Travail demandé:
A: Relevez, dans l'extrait sur L'Echiquier, les âges de la vie que Jean-Philippe Toussaint peint selon le texte.
B: Répondez brièvement aux questions suivantes sur l'extrait consacré à L'Echiquier :
(i) Quel terme désigne les petits échantillons de vie que l'auteur livre par fragments ?
(ii) En combien de parties le livre est-il divisé ?
(iii) Quel nom Barthes donnait-il au jaillissement du moment de l'écriture ?

Extrait à lire:
L’autobiographie est donc une écriture des limites, qui avance les yeux bandés au-dessus d’un abîme, à la conquête d’un moi originel qu’il faudra traduire aux autres, et donc réécrire.

Une vie de contingences nécessaires

C’est ainsi par fragments que l’auteur livre au lecteur des anecdotes, des aperçus fugaces de son passé. Ces « biographèmes », petits échantillons de vie dont la brièveté signe la densité et l’éclat, traversent l’œuvre et égrainent dans leur course des événements parfois faussement banals, parfois remarquables. A la manière d’un impressionniste, Jean-Philippe Toussaint peint l’enfance, l’adolescence, l’âge adulte. Il dresse le portrait d’une vie couleur du temps, qui passe et laisse derrière elle mille impressions déclinées en une palette bariolée et harmonieuse de sensations diffuses. Livre des origines donc, mais aussi expérience infinie de l’existence, puisque le lieu du livre, comme objet, est « cet espace clos qui permet pourtant à la pensée un rayonnement illimité » (p. 192). Toutes les entrées du livre proposent une vue que l’on ne pourrait achever de décrire, puisqu’elle se fait systématiquement ouverture sur un instant, un moment de vie qui ne saurait être circonscrit en quelques mots. La narration, sautant de section en section – le livre est divisé en 64 parties, comme les 64 cases d’un échiquier – laisse filer, deçà delà, des souvenirs aux contours hasardeux, immortalisés dans la nécessaire contingence du tempus fugit. En effet, à la manière d’une partie d’échec, tendue entre la sensation duelle du hasard et de la nécessité, L’Echiquier réussit le miracle de restituer la vie vraie, elle-même tiraillée entre contingence et évidence. Pour réaliser cette folle entreprise, Jean-Philippe Toussaint avance en funambule sur le fil des mots déposés sur le papier ; la relecture sera pour plus tard. Le moment de l’écriture est un jaillissement, une pulsion de vie (Barthes déjà nommait cela le Plaisir du texte, qui ravit aussi bien le lecteur que l’écrivain), qu’il convient dans un second temps seulement de retravailler, corriger, peaufiner. Là encore, cette esthétique de la dualité est admirablement maîtrisée par l’auteur : la liberté cathartique du moment de la création, puis la contrainte rigoureuse du mot juste, pour que « dans le livre [soit] le vrai, le juste, le nécessaire » (p. 185), donnent au lecteur l’intime sensation de découvrir un édifice gigantesque, parcouru d’entrées diverses, inattendues et pourtant en diapason avec le reste du palais, depuis le toit duquel se déploie un ciel immense de possibles.

Matériel fourni:

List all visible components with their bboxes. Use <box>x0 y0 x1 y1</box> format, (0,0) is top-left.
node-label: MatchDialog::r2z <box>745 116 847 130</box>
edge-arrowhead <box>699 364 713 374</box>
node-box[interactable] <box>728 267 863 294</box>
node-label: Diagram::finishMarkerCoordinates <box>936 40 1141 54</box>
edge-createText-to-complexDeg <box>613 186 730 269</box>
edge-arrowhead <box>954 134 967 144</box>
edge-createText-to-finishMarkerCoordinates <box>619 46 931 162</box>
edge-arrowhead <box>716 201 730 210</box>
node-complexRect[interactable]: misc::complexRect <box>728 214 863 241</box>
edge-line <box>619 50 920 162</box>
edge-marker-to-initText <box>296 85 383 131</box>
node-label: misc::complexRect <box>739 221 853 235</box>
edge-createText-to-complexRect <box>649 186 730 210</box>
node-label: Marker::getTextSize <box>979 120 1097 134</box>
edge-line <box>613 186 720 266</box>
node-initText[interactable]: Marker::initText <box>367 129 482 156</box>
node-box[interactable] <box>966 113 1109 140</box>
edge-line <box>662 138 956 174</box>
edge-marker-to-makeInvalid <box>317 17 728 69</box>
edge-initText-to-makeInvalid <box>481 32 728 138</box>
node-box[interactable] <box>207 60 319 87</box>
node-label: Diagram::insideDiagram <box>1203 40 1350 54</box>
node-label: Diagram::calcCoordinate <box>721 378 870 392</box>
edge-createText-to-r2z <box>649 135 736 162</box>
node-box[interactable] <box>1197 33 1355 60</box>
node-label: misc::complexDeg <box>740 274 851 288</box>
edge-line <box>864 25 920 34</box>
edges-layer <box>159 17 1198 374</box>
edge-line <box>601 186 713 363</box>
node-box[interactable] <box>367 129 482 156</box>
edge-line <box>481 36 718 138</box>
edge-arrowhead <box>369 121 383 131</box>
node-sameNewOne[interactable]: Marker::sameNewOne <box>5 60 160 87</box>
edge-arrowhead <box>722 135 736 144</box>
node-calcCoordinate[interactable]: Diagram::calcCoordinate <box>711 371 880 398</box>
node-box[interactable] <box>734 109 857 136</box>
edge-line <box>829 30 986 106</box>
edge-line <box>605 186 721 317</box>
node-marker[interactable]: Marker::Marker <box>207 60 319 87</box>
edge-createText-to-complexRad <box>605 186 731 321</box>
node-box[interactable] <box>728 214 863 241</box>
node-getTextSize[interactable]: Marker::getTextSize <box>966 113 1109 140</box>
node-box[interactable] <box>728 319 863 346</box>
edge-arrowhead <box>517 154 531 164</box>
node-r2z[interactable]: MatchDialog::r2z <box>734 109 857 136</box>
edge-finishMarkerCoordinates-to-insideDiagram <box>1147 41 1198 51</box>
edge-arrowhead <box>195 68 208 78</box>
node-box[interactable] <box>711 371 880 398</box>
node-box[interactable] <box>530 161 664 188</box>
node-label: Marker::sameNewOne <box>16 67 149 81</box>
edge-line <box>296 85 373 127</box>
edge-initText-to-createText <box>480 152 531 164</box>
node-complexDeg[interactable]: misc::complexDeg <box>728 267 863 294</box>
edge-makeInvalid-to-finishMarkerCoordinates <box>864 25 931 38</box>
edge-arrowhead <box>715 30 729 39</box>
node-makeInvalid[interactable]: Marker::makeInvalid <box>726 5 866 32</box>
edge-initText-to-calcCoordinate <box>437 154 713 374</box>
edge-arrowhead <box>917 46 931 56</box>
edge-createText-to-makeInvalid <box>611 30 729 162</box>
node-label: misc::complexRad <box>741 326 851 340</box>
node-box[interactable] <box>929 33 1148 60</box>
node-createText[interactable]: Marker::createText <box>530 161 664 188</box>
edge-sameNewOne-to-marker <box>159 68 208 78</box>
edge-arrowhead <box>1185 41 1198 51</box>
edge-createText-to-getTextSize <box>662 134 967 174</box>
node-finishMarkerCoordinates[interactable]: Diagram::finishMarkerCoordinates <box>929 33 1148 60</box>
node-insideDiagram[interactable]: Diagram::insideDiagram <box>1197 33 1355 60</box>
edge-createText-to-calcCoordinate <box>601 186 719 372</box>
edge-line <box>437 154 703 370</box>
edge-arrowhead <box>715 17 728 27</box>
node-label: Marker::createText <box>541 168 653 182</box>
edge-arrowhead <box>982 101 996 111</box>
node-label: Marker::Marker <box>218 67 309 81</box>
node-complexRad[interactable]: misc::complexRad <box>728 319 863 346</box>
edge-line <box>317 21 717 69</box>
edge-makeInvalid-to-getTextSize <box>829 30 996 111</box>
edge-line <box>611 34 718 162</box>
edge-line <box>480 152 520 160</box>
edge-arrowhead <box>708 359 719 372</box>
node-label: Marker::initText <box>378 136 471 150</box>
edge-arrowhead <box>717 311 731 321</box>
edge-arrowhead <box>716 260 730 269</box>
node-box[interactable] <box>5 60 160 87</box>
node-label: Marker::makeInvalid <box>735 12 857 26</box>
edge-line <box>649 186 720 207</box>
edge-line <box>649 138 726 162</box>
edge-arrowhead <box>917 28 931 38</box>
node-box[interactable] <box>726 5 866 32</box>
* * *
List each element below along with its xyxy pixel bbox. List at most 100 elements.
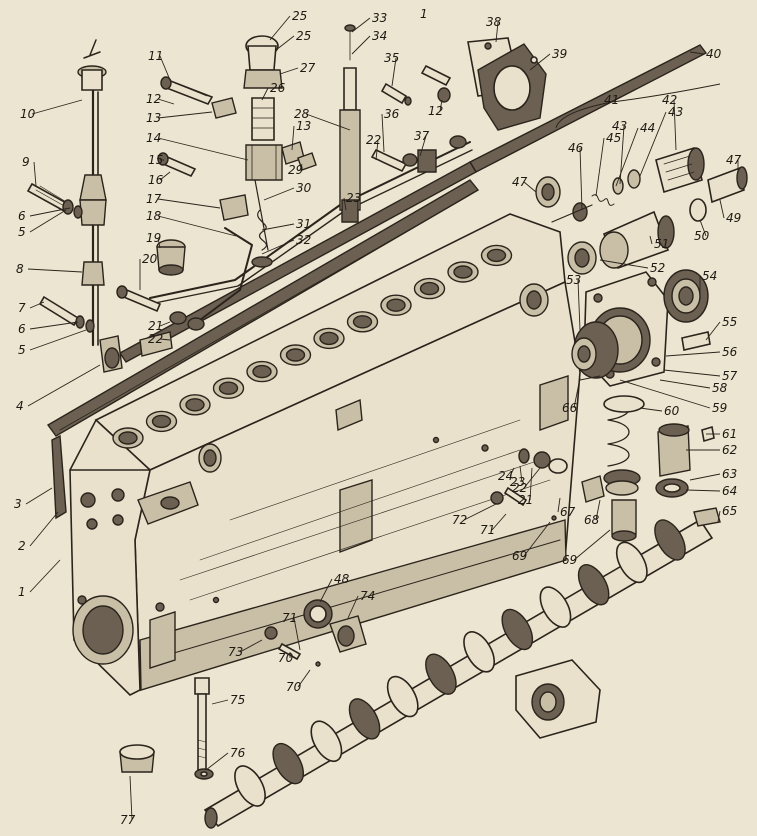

Corrigé de l'exercice:
A: L'enfance, l'adolescence, l'âge adulte.

B:
(i) Les « biographèmes ».
(ii) En 64 parties.
(iii) Le Plaisir du texte.